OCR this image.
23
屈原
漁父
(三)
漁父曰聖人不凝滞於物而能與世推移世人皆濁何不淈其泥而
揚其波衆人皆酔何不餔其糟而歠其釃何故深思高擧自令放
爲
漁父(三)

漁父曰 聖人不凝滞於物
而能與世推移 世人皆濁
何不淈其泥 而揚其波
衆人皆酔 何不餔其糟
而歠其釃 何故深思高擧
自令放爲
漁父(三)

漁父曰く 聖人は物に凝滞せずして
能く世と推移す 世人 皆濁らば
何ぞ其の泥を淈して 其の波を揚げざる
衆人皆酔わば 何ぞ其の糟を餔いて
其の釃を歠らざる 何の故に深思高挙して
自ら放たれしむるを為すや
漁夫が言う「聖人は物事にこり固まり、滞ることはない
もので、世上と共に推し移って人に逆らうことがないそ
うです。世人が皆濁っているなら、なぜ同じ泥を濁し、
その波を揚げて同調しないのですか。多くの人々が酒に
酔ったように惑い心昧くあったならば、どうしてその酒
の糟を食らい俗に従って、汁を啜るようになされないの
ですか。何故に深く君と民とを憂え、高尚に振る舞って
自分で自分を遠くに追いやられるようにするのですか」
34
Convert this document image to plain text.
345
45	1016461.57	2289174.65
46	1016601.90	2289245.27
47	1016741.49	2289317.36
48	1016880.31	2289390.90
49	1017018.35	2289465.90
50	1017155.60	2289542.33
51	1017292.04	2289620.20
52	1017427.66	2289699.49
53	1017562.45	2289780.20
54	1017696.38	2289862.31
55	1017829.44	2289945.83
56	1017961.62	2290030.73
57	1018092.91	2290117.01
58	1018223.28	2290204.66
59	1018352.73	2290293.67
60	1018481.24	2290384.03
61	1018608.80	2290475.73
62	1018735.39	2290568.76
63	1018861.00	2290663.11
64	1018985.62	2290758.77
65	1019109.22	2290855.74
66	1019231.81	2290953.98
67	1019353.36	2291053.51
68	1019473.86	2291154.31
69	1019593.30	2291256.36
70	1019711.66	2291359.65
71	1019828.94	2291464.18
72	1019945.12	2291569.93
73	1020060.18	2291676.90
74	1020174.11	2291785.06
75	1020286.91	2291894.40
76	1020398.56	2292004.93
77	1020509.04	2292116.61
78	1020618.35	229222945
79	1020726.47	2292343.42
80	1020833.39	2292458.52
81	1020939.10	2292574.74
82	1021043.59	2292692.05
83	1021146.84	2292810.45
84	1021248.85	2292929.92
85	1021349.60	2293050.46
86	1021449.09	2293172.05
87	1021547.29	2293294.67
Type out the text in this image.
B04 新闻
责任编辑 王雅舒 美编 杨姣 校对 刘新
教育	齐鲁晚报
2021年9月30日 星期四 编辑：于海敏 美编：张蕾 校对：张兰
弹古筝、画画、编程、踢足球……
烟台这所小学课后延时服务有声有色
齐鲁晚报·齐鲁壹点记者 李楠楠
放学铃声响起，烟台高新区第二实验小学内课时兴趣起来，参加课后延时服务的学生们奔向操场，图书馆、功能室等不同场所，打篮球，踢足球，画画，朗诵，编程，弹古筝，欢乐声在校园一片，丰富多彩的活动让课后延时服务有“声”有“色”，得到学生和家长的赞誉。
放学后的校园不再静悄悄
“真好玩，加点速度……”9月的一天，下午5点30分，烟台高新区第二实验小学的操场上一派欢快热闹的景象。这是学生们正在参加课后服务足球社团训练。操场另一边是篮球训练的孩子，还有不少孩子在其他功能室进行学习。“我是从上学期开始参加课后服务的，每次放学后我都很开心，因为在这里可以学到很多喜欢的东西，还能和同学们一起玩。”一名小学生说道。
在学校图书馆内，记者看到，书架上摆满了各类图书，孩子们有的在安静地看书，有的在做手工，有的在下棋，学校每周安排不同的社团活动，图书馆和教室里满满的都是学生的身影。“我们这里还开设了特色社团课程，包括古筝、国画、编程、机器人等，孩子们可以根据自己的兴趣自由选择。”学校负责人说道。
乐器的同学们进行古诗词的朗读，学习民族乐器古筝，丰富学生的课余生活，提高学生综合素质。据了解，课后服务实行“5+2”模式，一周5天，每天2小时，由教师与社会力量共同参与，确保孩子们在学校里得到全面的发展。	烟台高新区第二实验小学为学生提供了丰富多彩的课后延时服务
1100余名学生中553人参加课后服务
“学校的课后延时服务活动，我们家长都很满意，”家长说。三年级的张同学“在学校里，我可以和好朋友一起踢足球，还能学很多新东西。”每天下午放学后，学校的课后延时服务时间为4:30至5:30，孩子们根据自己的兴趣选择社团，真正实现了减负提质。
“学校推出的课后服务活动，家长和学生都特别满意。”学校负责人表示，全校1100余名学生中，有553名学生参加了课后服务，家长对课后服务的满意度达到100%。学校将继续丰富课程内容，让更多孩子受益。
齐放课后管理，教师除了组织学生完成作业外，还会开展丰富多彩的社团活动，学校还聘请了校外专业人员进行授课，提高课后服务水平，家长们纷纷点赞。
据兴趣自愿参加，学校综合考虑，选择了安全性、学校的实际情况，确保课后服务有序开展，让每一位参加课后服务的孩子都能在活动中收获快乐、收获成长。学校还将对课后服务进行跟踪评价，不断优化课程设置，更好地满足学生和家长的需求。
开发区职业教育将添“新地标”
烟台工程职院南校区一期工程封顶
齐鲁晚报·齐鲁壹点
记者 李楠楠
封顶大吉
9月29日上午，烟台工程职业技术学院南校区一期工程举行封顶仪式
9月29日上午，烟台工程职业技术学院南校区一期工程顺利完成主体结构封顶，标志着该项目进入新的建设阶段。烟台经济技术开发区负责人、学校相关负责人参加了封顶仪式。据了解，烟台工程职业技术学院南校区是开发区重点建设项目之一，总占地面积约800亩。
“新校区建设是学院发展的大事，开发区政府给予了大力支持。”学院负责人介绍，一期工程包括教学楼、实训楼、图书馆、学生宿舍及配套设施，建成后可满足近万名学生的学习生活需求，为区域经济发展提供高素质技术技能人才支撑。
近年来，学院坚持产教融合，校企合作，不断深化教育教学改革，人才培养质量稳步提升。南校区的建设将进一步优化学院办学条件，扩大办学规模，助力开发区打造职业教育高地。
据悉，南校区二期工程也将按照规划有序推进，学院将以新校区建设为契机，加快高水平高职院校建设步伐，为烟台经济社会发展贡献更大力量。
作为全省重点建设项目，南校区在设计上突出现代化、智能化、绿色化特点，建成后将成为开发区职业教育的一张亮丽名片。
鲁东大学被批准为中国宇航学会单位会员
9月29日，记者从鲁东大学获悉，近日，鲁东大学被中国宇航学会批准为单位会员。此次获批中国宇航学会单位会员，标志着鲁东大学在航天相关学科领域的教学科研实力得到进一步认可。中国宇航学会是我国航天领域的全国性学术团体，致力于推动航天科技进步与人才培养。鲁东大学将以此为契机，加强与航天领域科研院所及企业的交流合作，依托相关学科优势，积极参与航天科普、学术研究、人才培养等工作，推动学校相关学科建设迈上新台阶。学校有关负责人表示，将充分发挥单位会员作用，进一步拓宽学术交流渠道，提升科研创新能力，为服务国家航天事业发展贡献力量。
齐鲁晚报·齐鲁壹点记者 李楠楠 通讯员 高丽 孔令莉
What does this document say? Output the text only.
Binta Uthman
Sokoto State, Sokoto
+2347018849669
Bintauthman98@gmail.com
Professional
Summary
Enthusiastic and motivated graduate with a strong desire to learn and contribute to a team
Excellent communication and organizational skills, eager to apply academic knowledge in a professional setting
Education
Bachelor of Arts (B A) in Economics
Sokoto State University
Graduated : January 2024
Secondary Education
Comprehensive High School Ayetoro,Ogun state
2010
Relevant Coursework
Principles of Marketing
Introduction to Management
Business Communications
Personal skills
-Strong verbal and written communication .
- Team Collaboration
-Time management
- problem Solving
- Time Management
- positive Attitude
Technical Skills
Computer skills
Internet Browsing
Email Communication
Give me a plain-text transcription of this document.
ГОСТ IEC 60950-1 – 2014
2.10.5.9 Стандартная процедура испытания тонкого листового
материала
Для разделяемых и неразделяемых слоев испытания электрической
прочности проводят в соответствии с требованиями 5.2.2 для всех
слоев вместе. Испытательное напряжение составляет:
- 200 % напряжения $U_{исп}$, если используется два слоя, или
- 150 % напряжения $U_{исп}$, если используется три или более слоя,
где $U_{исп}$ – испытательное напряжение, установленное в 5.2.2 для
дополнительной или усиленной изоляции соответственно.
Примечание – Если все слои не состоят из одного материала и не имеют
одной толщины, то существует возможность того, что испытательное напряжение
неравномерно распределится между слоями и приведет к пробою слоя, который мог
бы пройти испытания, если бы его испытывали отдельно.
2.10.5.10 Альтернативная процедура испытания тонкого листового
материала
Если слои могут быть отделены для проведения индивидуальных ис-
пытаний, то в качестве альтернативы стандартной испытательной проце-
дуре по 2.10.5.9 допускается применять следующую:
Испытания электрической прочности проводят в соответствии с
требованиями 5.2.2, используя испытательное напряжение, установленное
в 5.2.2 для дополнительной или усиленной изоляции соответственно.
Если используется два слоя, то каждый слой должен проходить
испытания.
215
———
Exercise aim: Filter the data for the string "усиленной" and copy every line that has it.

Output for this task:
дополнительной или усиленной изоляции соответственно.
в 5.2.2 для дополнительной или усиленной изоляции соответственно.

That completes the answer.